>> Start

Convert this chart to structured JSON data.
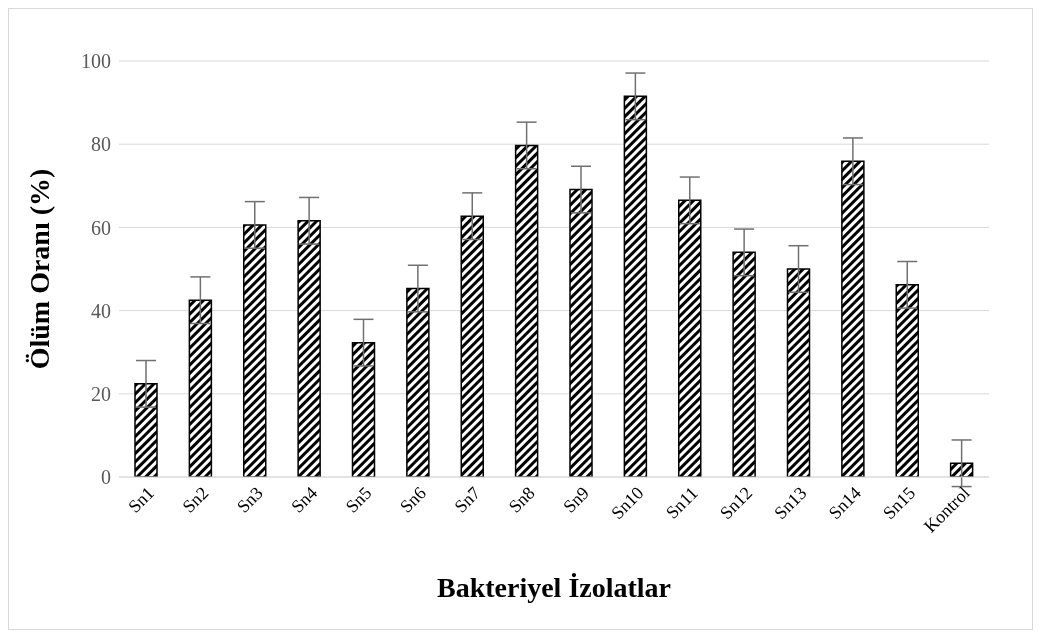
{
  "chart_data": {
    "type": "bar",
    "xlabel": "Bakteriyel İzolatlar",
    "ylabel": "Ölüm Oranı (%)",
    "categories": [
      "Sn1",
      "Sn2",
      "Sn3",
      "Sn4",
      "Sn5",
      "Sn6",
      "Sn7",
      "Sn8",
      "Sn9",
      "Sn10",
      "Sn11",
      "Sn12",
      "Sn13",
      "Sn14",
      "Sn15",
      "Kontrol"
    ],
    "values": [
      22.4,
      42.5,
      60.6,
      61.6,
      32.3,
      45.3,
      62.7,
      79.7,
      69.1,
      91.5,
      66.5,
      54,
      50,
      75.9,
      46.2,
      3.3
    ],
    "errors": [
      5.6,
      5.6,
      5.6,
      5.6,
      5.6,
      5.6,
      5.6,
      5.6,
      5.6,
      5.6,
      5.6,
      5.6,
      5.6,
      5.6,
      5.6,
      5.6
    ],
    "color": "#000000",
    "ylim": [
      0,
      100
    ],
    "yticks": [
      0,
      20,
      40,
      60,
      80,
      100
    ],
    "grid": "y"
  }
}
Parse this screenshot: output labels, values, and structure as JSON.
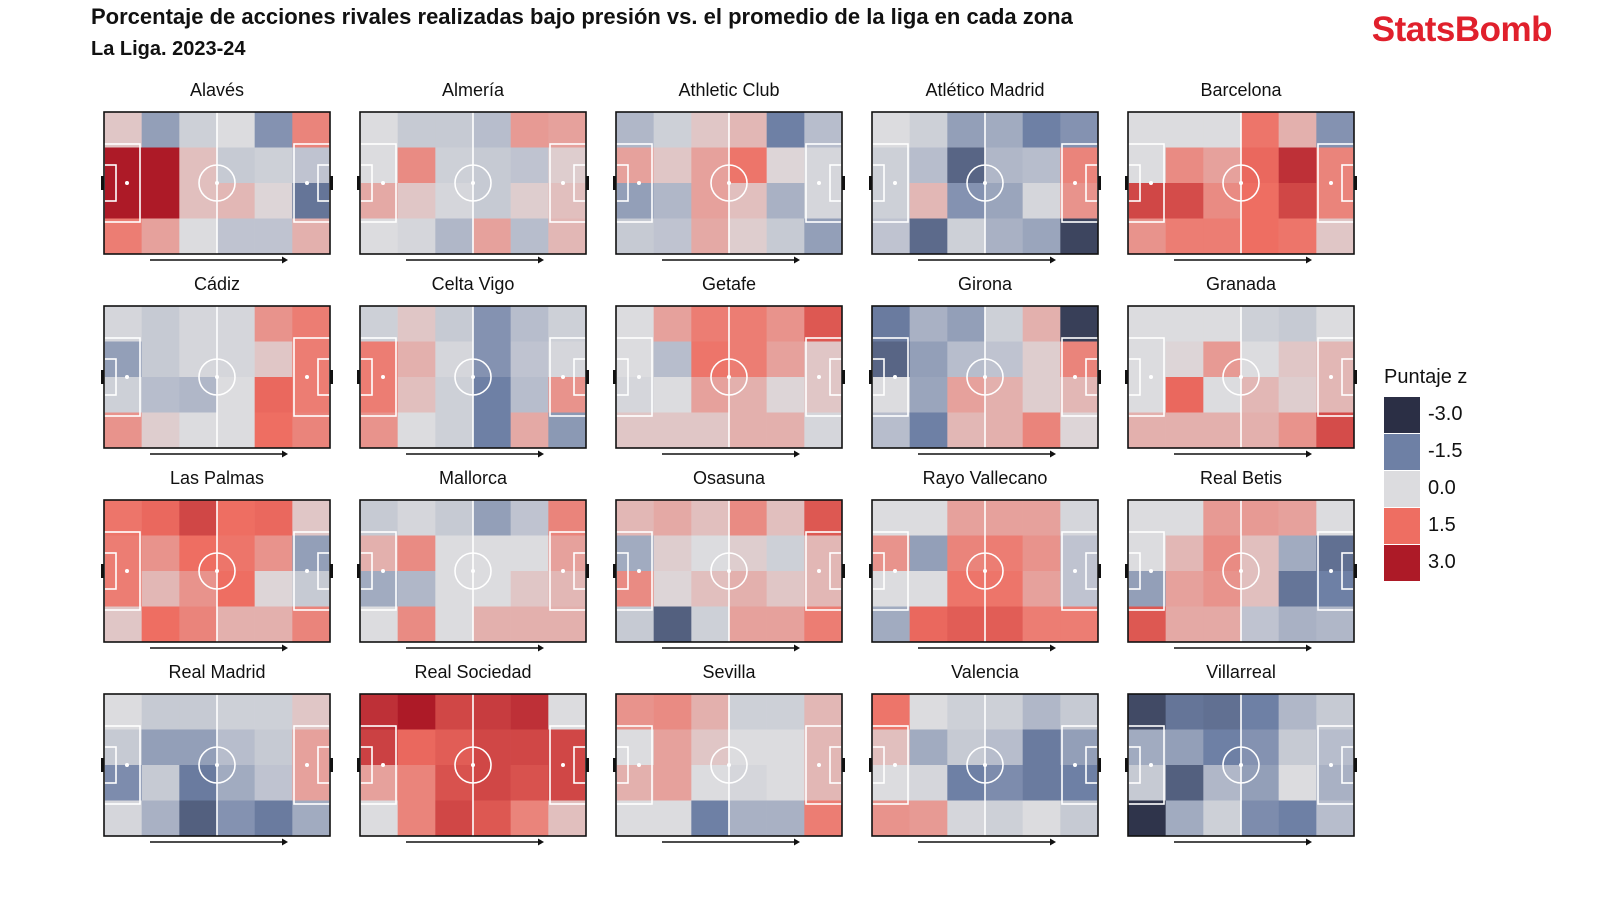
{
  "title": "Porcentaje de acciones rivales realizadas bajo presión vs. el promedio de la liga en cada zona",
  "subtitle": "La Liga. 2023-24",
  "brand": "StatsBomb",
  "colors": {
    "brand": "#e0202c",
    "scale_min": "#2b2f45",
    "scale_mid": "#dcdcdf",
    "scale_max": "#ad1a27"
  },
  "legend": {
    "title": "Puntaje z",
    "entries": [
      {
        "label": "-3.0",
        "value": -3.0
      },
      {
        "label": "-1.5",
        "value": -1.5
      },
      {
        "label": "0.0",
        "value": 0.0
      },
      {
        "label": "1.5",
        "value": 1.5
      },
      {
        "label": "3.0",
        "value": 3.0
      }
    ]
  },
  "chart_data": {
    "type": "heatmap",
    "grid": {
      "columns": 6,
      "rows": 4
    },
    "zmin": -3.0,
    "zmax": 3.0,
    "teams": [
      {
        "name": "Alavés",
        "z": [
          [
            0.3,
            -1.0,
            -0.2,
            0.0,
            -1.2,
            1.2
          ],
          [
            3.0,
            3.0,
            0.4,
            -0.3,
            -0.2,
            -0.4
          ],
          [
            3.0,
            3.0,
            0.4,
            0.5,
            0.1,
            -1.7
          ],
          [
            1.3,
            0.8,
            0.0,
            -0.4,
            -0.4,
            0.6
          ]
        ]
      },
      {
        "name": "Almería",
        "z": [
          [
            0.0,
            -0.3,
            -0.3,
            -0.5,
            0.9,
            0.8
          ],
          [
            0.0,
            1.1,
            -0.2,
            -0.3,
            -0.4,
            0.2
          ],
          [
            0.7,
            0.3,
            -0.1,
            -0.3,
            0.2,
            0.4
          ],
          [
            0.0,
            -0.1,
            -0.6,
            0.8,
            -0.5,
            0.5
          ]
        ]
      },
      {
        "name": "Athletic Club",
        "z": [
          [
            -0.6,
            -0.2,
            0.3,
            0.5,
            -1.5,
            -0.5
          ],
          [
            0.8,
            0.3,
            0.8,
            1.4,
            0.1,
            -0.1
          ],
          [
            -1.0,
            -0.6,
            0.8,
            0.4,
            -0.7,
            -0.1
          ],
          [
            -0.3,
            -0.4,
            0.7,
            0.2,
            -0.3,
            -1.0
          ]
        ]
      },
      {
        "name": "Atlético Madrid",
        "z": [
          [
            0.0,
            -0.2,
            -1.0,
            -0.8,
            -1.5,
            -1.2
          ],
          [
            -0.2,
            -0.5,
            -2.0,
            -0.6,
            -0.5,
            1.2
          ],
          [
            -0.2,
            0.5,
            -1.2,
            -0.9,
            -0.1,
            1.0
          ],
          [
            -0.4,
            -1.9,
            -0.2,
            -0.7,
            -0.9,
            -2.6
          ]
        ]
      },
      {
        "name": "Barcelona",
        "z": [
          [
            0.0,
            0.0,
            0.0,
            1.4,
            0.6,
            -1.2
          ],
          [
            0.0,
            1.1,
            0.8,
            1.6,
            2.6,
            1.2
          ],
          [
            2.2,
            2.1,
            1.1,
            1.5,
            2.2,
            1.2
          ],
          [
            1.0,
            1.3,
            1.3,
            1.5,
            1.4,
            0.3
          ]
        ]
      },
      {
        "name": "Cádiz",
        "z": [
          [
            -0.1,
            -0.3,
            -0.1,
            -0.1,
            1.0,
            1.3
          ],
          [
            -1.0,
            -0.3,
            -0.1,
            -0.1,
            0.3,
            1.3
          ],
          [
            -0.2,
            -0.5,
            -0.6,
            0.0,
            1.6,
            1.3
          ],
          [
            1.0,
            0.2,
            0.0,
            0.0,
            1.5,
            1.2
          ]
        ]
      },
      {
        "name": "Celta Vigo",
        "z": [
          [
            -0.2,
            0.3,
            -0.3,
            -1.2,
            -0.5,
            -0.2
          ],
          [
            1.3,
            0.6,
            -0.1,
            -1.2,
            -0.4,
            -0.1
          ],
          [
            1.3,
            0.4,
            -0.2,
            -1.5,
            -0.5,
            1.0
          ],
          [
            1.0,
            0.0,
            -0.2,
            -1.5,
            0.7,
            -1.1
          ]
        ]
      },
      {
        "name": "Getafe",
        "z": [
          [
            0.0,
            0.8,
            1.3,
            1.3,
            1.0,
            1.9
          ],
          [
            0.0,
            -0.5,
            1.4,
            1.3,
            0.8,
            0.3
          ],
          [
            -0.1,
            0.0,
            0.8,
            0.6,
            0.1,
            0.3
          ],
          [
            0.3,
            0.3,
            0.3,
            0.6,
            0.6,
            -0.1
          ]
        ]
      },
      {
        "name": "Girona",
        "z": [
          [
            -1.6,
            -0.7,
            -1.0,
            -0.2,
            0.6,
            -2.7
          ],
          [
            -2.0,
            -1.0,
            -0.5,
            -0.4,
            0.2,
            1.2
          ],
          [
            0.0,
            -0.9,
            0.8,
            0.6,
            0.2,
            0.5
          ],
          [
            -0.5,
            -1.5,
            0.5,
            0.6,
            1.2,
            0.1
          ]
        ]
      },
      {
        "name": "Granada",
        "z": [
          [
            0.0,
            0.0,
            0.0,
            -0.2,
            -0.3,
            0.0
          ],
          [
            0.0,
            0.1,
            0.9,
            0.0,
            0.3,
            0.5
          ],
          [
            0.0,
            1.6,
            0.0,
            0.5,
            0.2,
            0.5
          ],
          [
            0.6,
            0.6,
            0.6,
            0.6,
            1.0,
            2.1
          ]
        ]
      },
      {
        "name": "Las Palmas",
        "z": [
          [
            1.4,
            1.6,
            2.2,
            1.5,
            1.6,
            0.3
          ],
          [
            1.3,
            1.0,
            1.5,
            1.4,
            1.0,
            -1.0
          ],
          [
            1.3,
            0.5,
            1.0,
            1.5,
            0.1,
            -0.3
          ],
          [
            0.3,
            1.5,
            1.2,
            0.6,
            0.6,
            1.2
          ]
        ]
      },
      {
        "name": "Mallorca",
        "z": [
          [
            -0.3,
            -0.1,
            -0.3,
            -1.0,
            -0.4,
            1.2
          ],
          [
            0.6,
            1.1,
            0.0,
            0.0,
            0.0,
            0.8
          ],
          [
            -0.8,
            -0.6,
            0.0,
            0.0,
            0.3,
            0.5
          ],
          [
            0.0,
            1.1,
            0.0,
            0.6,
            0.6,
            0.6
          ]
        ]
      },
      {
        "name": "Osasuna",
        "z": [
          [
            0.5,
            0.7,
            0.4,
            1.1,
            0.4,
            1.9
          ],
          [
            -0.8,
            0.2,
            0.0,
            0.2,
            -0.2,
            0.5
          ],
          [
            1.1,
            0.1,
            0.4,
            0.6,
            0.3,
            0.5
          ],
          [
            -0.3,
            -2.1,
            -0.2,
            0.8,
            0.8,
            1.3
          ]
        ]
      },
      {
        "name": "Rayo Vallecano",
        "z": [
          [
            0.0,
            0.0,
            0.8,
            0.8,
            0.8,
            -0.1
          ],
          [
            1.0,
            -1.0,
            1.2,
            1.3,
            1.0,
            -0.4
          ],
          [
            0.0,
            0.0,
            1.4,
            1.4,
            0.8,
            -0.4
          ],
          [
            -0.8,
            1.6,
            1.8,
            1.8,
            1.3,
            1.3
          ]
        ]
      },
      {
        "name": "Real Betis",
        "z": [
          [
            0.0,
            0.0,
            0.9,
            0.9,
            0.8,
            0.0
          ],
          [
            0.0,
            0.5,
            1.1,
            0.4,
            -0.8,
            -1.8
          ],
          [
            -1.0,
            0.8,
            1.0,
            0.4,
            -1.7,
            -1.5
          ],
          [
            1.9,
            0.7,
            0.7,
            -0.4,
            -0.7,
            -0.6
          ]
        ]
      },
      {
        "name": "Real Madrid",
        "z": [
          [
            0.0,
            -0.3,
            -0.3,
            -0.2,
            -0.2,
            0.3
          ],
          [
            -0.3,
            -1.0,
            -1.0,
            -0.5,
            -0.3,
            0.8
          ],
          [
            -1.3,
            -0.3,
            -1.6,
            -0.8,
            -0.4,
            0.8
          ],
          [
            -0.1,
            -0.7,
            -2.1,
            -1.2,
            -1.6,
            -0.8
          ]
        ]
      },
      {
        "name": "Real Sociedad",
        "z": [
          [
            2.6,
            3.0,
            2.2,
            2.4,
            2.6,
            0.0
          ],
          [
            2.3,
            1.6,
            1.8,
            2.2,
            2.2,
            2.2
          ],
          [
            0.8,
            1.2,
            2.0,
            2.2,
            2.0,
            2.2
          ],
          [
            0.0,
            1.2,
            2.2,
            1.9,
            1.2,
            0.4
          ]
        ]
      },
      {
        "name": "Sevilla",
        "z": [
          [
            1.0,
            1.1,
            0.6,
            -0.2,
            -0.2,
            0.5
          ],
          [
            0.0,
            0.8,
            0.3,
            0.0,
            0.0,
            0.5
          ],
          [
            0.6,
            0.8,
            0.0,
            -0.1,
            0.0,
            0.5
          ],
          [
            0.0,
            0.0,
            -1.5,
            -0.7,
            -0.7,
            1.3
          ]
        ]
      },
      {
        "name": "Valencia",
        "z": [
          [
            1.4,
            0.0,
            -0.2,
            -0.2,
            -0.6,
            -0.3
          ],
          [
            0.4,
            -0.8,
            -0.3,
            -0.5,
            -1.6,
            -1.0
          ],
          [
            0.0,
            -0.1,
            -1.5,
            -1.3,
            -1.6,
            -1.5
          ],
          [
            1.0,
            0.9,
            -0.1,
            -0.2,
            0.0,
            -0.3
          ]
        ]
      },
      {
        "name": "Villarreal",
        "z": [
          [
            -2.5,
            -1.7,
            -1.8,
            -1.5,
            -0.6,
            -0.3
          ],
          [
            -0.8,
            -1.0,
            -1.5,
            -1.2,
            -0.3,
            -0.5
          ],
          [
            -0.3,
            -2.1,
            -0.6,
            -1.0,
            0.0,
            -0.7
          ],
          [
            -2.9,
            -0.8,
            -0.2,
            -1.3,
            -1.5,
            -0.5
          ]
        ]
      }
    ]
  }
}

>> End

=== PROMPT ===
Return all the lines that contain the string "this".

=== EXERCISE RESULT ===
Convert this chart to structured JSON data.
Parse this screenshot: output labels, values, and structure as JSON.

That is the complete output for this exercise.